(Stored records)
-- begin --

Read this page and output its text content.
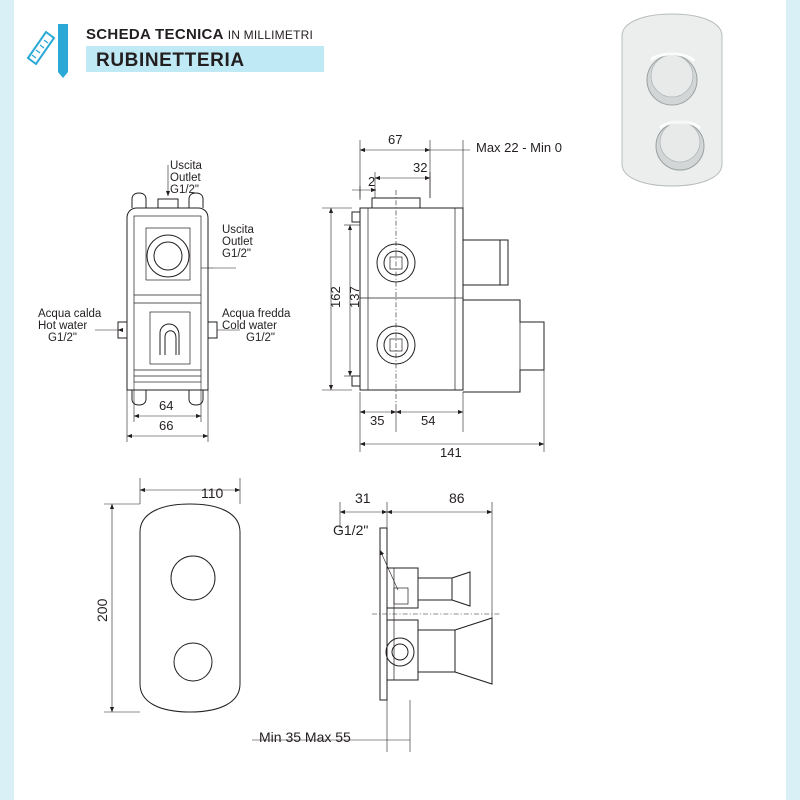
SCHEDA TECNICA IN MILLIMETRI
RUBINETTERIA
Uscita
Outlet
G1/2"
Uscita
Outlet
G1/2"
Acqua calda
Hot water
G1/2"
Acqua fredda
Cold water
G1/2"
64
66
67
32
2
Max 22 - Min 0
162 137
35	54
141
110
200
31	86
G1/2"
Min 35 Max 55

-- end --
-- begin --

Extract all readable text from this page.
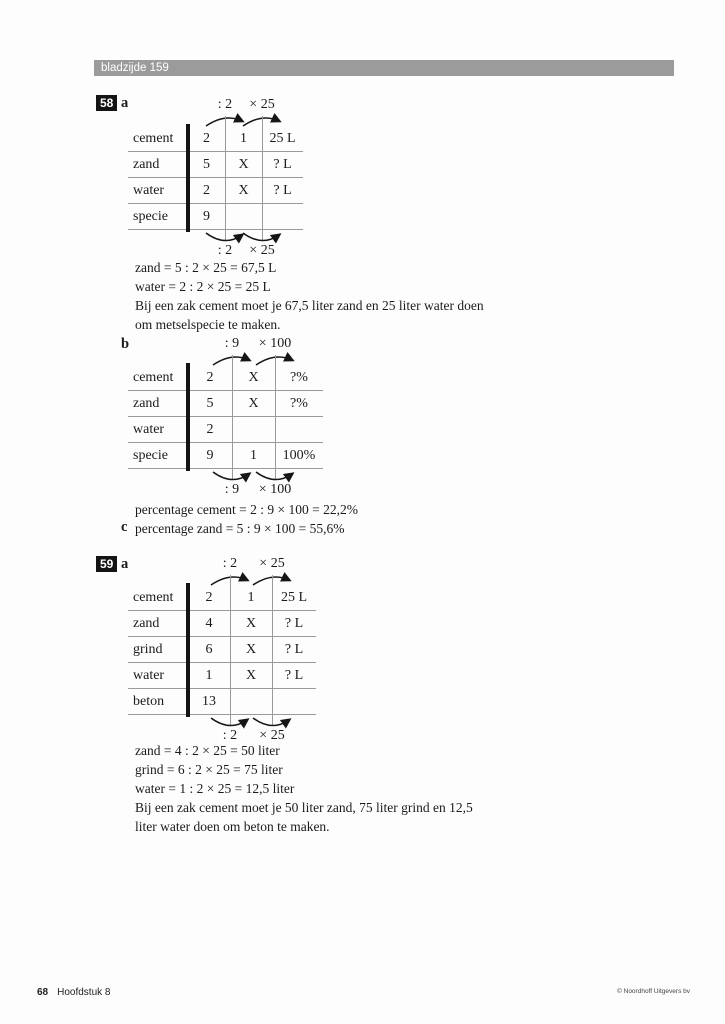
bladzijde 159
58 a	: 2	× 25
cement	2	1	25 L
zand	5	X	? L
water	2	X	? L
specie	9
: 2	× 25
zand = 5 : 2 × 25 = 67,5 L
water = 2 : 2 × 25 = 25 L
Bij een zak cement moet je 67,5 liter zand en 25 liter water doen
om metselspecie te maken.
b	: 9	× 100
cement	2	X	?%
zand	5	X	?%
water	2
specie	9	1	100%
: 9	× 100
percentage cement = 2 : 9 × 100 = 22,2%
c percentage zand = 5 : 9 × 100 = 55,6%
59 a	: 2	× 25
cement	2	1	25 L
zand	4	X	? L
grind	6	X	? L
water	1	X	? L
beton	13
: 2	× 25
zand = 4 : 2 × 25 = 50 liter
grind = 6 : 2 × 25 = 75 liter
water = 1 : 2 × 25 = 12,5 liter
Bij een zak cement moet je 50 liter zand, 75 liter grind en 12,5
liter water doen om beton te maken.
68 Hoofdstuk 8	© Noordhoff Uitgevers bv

-- end --

| Written exercise |
Pull out every line of the entries that includes the word "percentage".

| Correct answer |
percentage cement = 2 : 9 × 100 = 22,2%
c percentage zand = 5 : 9 × 100 = 55,6%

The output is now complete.